### TASK INSTRUCTIONS
Return all the entries exactly, keeping pictures out.

### TASK MATERIAL
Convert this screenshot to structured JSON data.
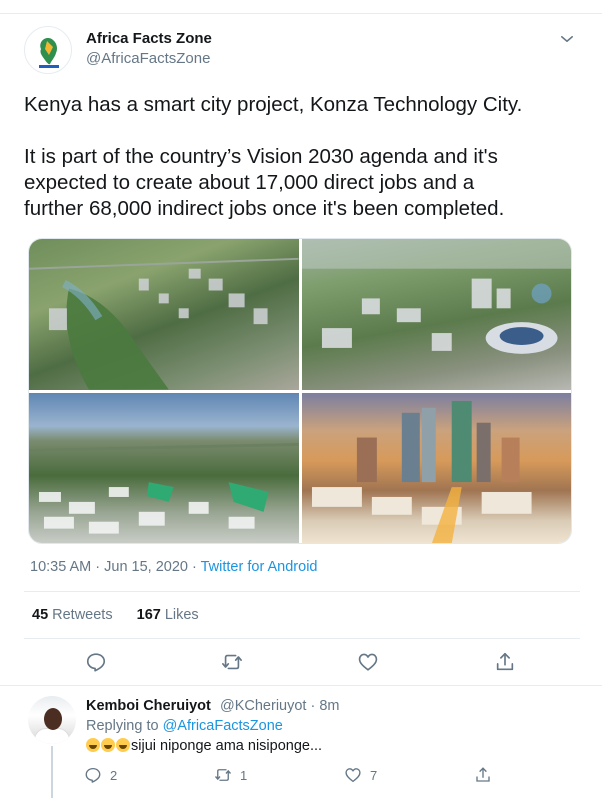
{
  "tweet": {
    "author_name": "Africa Facts Zone",
    "author_handle": "@AfricaFactsZone",
    "text_line1": "Kenya has a smart city project, Konza Technology City.",
    "text_line2": "It is part of the country’s Vision 2030 agenda and it's",
    "text_line3": "expected to create about 17,000 direct jobs and a",
    "text_line4": "further 68,000 indirect jobs once it's been completed.",
    "timestamp": "10:35 AM · Jun 15, 2020",
    "separator": " · ",
    "source": "Twitter for Android",
    "retweets_count": "45",
    "retweets_label": "Retweets",
    "likes_count": "167",
    "likes_label": "Likes",
    "media": [
      "city-render-1",
      "city-render-2",
      "city-render-3",
      "city-render-4"
    ]
  },
  "reply": {
    "author_name": "Kemboi Cheruiyot",
    "author_handle": "@KCheriuyot",
    "time": "· 8m",
    "replying_prefix": "Replying to",
    "replying_to": "@AfricaFactsZone",
    "text": "sijui niponge ama nisiponge...",
    "reply_count": "2",
    "retweet_count": "1",
    "like_count": "7"
  },
  "icons": {
    "more": "chevron-down-icon",
    "reply": "reply-icon",
    "retweet": "retweet-icon",
    "like": "heart-icon",
    "share": "share-icon"
  },
  "colors": {
    "link": "#1b95e0",
    "muted": "#657786",
    "text": "#14171a",
    "divider": "#e6ecf0"
  }
}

### WRITTEN RESPONSE
Convert this screenshot to structured JSON data.
{
  "tweet": {
    "author_name": "Africa Facts Zone",
    "author_handle": "@AfricaFactsZone",
    "text_line1": "Kenya has a smart city project, Konza Technology City.",
    "text_line2": "It is part of the country’s Vision 2030 agenda and it's",
    "text_line3": "expected to create about 17,000 direct jobs and a",
    "text_line4": "further 68,000 indirect jobs once it's been completed.",
    "timestamp": "10:35 AM · Jun 15, 2020",
    "separator": " · ",
    "source": "Twitter for Android",
    "retweets_count": "45",
    "retweets_label": "Retweets",
    "likes_count": "167",
    "likes_label": "Likes",
    "media": [
      "city-render-1",
      "city-render-2",
      "city-render-3",
      "city-render-4"
    ]
  },
  "reply": {
    "author_name": "Kemboi Cheruiyot",
    "author_handle": "@KCheriuyot",
    "time": "· 8m",
    "replying_prefix": "Replying to",
    "replying_to": "@AfricaFactsZone",
    "text": "sijui niponge ama nisiponge...",
    "reply_count": "2",
    "retweet_count": "1",
    "like_count": "7"
  },
  "icons": {
    "more": "chevron-down-icon",
    "reply": "reply-icon",
    "retweet": "retweet-icon",
    "like": "heart-icon",
    "share": "share-icon"
  },
  "colors": {
    "link": "#1b95e0",
    "muted": "#657786",
    "text": "#14171a",
    "divider": "#e6ecf0"
  }
}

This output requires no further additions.